Reproduce all the entries exactly.

★ ★ ★ ★ ★ ★ ★

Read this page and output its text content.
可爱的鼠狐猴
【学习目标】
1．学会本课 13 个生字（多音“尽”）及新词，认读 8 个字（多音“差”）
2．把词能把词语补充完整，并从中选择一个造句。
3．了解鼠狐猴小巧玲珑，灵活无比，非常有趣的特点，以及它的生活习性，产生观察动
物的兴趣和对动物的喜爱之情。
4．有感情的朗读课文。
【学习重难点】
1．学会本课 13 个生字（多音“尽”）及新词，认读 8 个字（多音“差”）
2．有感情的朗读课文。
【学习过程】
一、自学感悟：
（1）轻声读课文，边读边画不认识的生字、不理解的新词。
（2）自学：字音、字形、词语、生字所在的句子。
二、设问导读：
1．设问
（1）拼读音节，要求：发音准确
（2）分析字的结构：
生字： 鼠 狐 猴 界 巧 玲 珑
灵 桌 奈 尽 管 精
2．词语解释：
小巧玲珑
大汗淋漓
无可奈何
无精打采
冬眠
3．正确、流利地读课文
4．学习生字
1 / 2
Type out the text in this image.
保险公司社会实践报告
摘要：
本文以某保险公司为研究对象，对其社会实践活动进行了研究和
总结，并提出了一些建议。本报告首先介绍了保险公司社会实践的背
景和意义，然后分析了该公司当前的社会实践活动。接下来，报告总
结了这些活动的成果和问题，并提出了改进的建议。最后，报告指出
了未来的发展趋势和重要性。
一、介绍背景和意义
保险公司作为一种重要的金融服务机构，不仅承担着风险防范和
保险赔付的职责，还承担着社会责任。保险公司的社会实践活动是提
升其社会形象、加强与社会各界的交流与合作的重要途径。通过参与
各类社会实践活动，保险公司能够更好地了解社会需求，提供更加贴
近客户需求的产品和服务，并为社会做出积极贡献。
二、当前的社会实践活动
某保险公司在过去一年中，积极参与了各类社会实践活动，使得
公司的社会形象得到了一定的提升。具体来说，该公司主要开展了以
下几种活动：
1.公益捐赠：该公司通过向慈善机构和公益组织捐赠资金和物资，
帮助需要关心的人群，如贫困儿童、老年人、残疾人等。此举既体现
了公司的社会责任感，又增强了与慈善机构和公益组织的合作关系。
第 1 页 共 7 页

★ ★ ★ ★ ★ ★ ★

- **Written response**:
Read this page and output its text content.
可爱的鼠狐猴
【学习目标】
1．学会本课 13 个生字（多音“尽”）及新词，认读 8 个字（多音“差”）
2．把词能把词语补充完整，并从中选择一个造句。
3．了解鼠狐猴小巧玲珑，灵活无比，非常有趣的特点，以及它的生活习性，产生观察动
物的兴趣和对动物的喜爱之情。
4．有感情的朗读课文。
【学习重难点】
1．学会本课 13 个生字（多音“尽”）及新词，认读 8 个字（多音“差”）
2．有感情的朗读课文。
【学习过程】
一、自学感悟：
（1）轻声读课文，边读边画不认识的生字、不理解的新词。
（2）自学：字音、字形、词语、生字所在的句子。
二、设问导读：
1．设问
（1）拼读音节，要求：发音准确
（2）分析字的结构：
生字： 鼠 狐 猴 界 巧 玲 珑
灵 桌 奈 尽 管 精
2．词语解释：
小巧玲珑
大汗淋漓
无可奈何
无精打采
冬眠
3．正确、流利地读课文
4．学习生字
1 / 2
Type out the text in this image.
保险公司社会实践报告
摘要：
本文以某保险公司为研究对象，对其社会实践活动进行了研究和
总结，并提出了一些建议。本报告首先介绍了保险公司社会实践的背
景和意义，然后分析了该公司当前的社会实践活动。接下来，报告总
结了这些活动的成果和问题，并提出了改进的建议。最后，报告指出
了未来的发展趋势和重要性。
一、介绍背景和意义
保险公司作为一种重要的金融服务机构，不仅承担着风险防范和
保险赔付的职责，还承担着社会责任。保险公司的社会实践活动是提
升其社会形象、加强与社会各界的交流与合作的重要途径。通过参与
各类社会实践活动，保险公司能够更好地了解社会需求，提供更加贴
近客户需求的产品和服务，并为社会做出积极贡献。
二、当前的社会实践活动
某保险公司在过去一年中，积极参与了各类社会实践活动，使得
公司的社会形象得到了一定的提升。具体来说，该公司主要开展了以
下几种活动：
1.公益捐赠：该公司通过向慈善机构和公益组织捐赠资金和物资，
帮助需要关心的人群，如贫困儿童、老年人、残疾人等。此举既体现
了公司的社会责任感，又增强了与慈善机构和公益组织的合作关系。
第 1 页 共 7 页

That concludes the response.